**STATED GOAL**
Every line with the string "this" should be gathered.

**Lines of data**
※
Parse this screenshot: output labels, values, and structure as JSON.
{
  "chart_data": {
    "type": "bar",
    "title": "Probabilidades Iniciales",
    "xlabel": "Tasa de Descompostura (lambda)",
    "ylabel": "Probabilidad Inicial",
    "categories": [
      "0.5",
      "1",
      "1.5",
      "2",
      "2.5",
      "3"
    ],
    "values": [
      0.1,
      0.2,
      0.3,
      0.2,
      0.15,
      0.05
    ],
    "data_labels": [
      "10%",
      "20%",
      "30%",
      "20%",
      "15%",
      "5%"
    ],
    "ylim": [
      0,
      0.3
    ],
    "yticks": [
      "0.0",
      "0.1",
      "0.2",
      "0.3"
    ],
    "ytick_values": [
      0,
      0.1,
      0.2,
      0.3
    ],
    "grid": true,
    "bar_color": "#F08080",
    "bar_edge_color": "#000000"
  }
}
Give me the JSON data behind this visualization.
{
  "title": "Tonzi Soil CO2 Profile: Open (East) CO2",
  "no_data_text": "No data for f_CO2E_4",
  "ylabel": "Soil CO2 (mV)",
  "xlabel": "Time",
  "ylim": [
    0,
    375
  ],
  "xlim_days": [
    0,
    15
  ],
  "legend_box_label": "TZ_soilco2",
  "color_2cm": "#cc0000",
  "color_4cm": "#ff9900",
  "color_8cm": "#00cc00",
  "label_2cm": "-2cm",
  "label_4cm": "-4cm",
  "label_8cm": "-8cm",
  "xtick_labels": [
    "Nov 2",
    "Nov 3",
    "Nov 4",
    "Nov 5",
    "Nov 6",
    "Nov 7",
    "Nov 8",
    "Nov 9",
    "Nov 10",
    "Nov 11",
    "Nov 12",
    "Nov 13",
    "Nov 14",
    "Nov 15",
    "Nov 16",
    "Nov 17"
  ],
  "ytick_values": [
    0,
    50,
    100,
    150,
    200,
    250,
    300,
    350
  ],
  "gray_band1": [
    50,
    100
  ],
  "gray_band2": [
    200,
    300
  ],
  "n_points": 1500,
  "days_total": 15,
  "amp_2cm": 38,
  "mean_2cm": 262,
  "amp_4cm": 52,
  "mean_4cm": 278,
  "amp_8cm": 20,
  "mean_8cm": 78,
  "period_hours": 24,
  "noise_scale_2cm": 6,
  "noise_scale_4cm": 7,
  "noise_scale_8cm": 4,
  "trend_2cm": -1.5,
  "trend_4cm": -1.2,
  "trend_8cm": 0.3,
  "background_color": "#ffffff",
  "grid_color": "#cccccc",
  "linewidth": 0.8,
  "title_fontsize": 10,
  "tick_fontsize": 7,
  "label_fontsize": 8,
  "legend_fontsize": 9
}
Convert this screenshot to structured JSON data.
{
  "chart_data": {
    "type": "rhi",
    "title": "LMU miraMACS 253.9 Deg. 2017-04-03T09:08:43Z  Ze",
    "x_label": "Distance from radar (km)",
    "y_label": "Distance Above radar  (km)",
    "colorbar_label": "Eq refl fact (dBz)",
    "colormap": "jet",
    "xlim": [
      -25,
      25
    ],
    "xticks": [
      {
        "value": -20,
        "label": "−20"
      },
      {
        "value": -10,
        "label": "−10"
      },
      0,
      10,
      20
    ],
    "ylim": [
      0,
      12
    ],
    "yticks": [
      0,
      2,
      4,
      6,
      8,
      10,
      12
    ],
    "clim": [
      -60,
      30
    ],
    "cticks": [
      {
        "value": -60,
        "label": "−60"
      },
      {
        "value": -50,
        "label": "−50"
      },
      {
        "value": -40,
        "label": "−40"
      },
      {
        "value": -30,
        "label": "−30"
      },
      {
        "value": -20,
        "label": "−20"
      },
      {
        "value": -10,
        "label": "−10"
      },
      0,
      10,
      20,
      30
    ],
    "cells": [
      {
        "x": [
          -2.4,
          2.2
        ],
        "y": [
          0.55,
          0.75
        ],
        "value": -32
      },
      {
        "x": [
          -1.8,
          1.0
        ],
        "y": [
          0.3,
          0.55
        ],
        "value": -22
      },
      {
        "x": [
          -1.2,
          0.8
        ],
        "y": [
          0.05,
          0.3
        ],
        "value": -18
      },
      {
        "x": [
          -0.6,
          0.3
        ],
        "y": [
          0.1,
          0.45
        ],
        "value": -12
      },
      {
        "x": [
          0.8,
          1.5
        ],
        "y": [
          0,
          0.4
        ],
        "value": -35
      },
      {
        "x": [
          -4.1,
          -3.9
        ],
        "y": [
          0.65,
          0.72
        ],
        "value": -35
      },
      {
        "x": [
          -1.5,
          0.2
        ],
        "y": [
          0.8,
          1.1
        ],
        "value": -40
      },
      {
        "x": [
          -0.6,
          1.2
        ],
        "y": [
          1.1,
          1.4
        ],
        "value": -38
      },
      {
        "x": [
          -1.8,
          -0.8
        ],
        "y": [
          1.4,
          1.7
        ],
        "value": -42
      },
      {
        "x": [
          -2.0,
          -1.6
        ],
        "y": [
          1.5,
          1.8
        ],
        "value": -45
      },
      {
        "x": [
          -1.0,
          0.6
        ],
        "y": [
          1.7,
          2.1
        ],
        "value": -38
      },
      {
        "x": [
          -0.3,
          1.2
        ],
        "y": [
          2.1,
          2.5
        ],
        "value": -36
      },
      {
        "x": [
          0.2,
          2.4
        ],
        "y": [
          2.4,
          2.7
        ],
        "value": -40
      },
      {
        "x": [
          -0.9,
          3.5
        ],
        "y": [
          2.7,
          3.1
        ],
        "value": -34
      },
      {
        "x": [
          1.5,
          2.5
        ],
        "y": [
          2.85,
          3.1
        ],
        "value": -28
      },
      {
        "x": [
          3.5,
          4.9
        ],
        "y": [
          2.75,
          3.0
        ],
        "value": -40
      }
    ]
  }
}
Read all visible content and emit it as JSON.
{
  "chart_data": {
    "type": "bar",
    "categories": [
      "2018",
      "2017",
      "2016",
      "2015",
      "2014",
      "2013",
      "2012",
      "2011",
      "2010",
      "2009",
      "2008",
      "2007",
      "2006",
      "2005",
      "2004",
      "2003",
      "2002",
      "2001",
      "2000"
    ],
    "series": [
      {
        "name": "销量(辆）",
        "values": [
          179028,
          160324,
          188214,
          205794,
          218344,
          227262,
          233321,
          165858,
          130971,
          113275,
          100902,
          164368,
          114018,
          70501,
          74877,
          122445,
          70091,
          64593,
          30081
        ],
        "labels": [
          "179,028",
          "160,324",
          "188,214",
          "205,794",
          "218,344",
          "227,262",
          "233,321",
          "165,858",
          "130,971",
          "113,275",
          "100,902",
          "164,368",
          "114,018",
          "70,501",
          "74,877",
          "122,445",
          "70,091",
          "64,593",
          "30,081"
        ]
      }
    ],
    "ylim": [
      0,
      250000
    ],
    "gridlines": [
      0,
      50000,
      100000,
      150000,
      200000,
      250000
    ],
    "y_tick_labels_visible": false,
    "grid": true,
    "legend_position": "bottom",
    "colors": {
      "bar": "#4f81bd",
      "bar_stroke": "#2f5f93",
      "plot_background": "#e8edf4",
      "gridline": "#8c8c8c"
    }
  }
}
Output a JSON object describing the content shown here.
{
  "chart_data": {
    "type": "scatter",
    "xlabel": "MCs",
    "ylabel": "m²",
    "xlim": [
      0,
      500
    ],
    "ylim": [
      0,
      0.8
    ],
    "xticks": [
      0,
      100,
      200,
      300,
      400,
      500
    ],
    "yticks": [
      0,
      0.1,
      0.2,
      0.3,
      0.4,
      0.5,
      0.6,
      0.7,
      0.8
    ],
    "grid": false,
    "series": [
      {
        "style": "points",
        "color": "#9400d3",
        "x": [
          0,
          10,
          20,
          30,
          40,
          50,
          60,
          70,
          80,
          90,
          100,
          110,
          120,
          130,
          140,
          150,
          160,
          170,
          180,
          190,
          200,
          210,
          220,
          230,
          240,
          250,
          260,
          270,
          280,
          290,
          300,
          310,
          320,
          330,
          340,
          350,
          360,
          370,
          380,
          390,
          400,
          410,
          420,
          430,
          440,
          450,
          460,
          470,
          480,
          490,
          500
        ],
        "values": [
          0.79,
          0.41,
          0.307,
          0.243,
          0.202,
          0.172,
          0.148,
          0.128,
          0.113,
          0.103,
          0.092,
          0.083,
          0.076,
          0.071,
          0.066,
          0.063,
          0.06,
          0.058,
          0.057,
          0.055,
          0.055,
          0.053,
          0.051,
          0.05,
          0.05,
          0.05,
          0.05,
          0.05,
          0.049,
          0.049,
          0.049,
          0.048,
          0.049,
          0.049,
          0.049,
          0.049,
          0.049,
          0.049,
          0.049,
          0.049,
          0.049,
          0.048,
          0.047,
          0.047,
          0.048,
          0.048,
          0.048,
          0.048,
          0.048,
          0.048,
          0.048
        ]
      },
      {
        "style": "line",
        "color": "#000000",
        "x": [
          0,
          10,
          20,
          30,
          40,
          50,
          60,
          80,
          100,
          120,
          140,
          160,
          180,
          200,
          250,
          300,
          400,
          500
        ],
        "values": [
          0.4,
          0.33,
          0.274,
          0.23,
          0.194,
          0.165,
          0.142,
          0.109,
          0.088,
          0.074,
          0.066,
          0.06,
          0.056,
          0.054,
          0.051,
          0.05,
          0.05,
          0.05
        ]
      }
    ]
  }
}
※
**COMPLETE ANSWER**
Parse this screenshot: output labels, values, and structure as JSON.
Give me the JSON data behind this visualization.
Convert this screenshot to structured JSON data.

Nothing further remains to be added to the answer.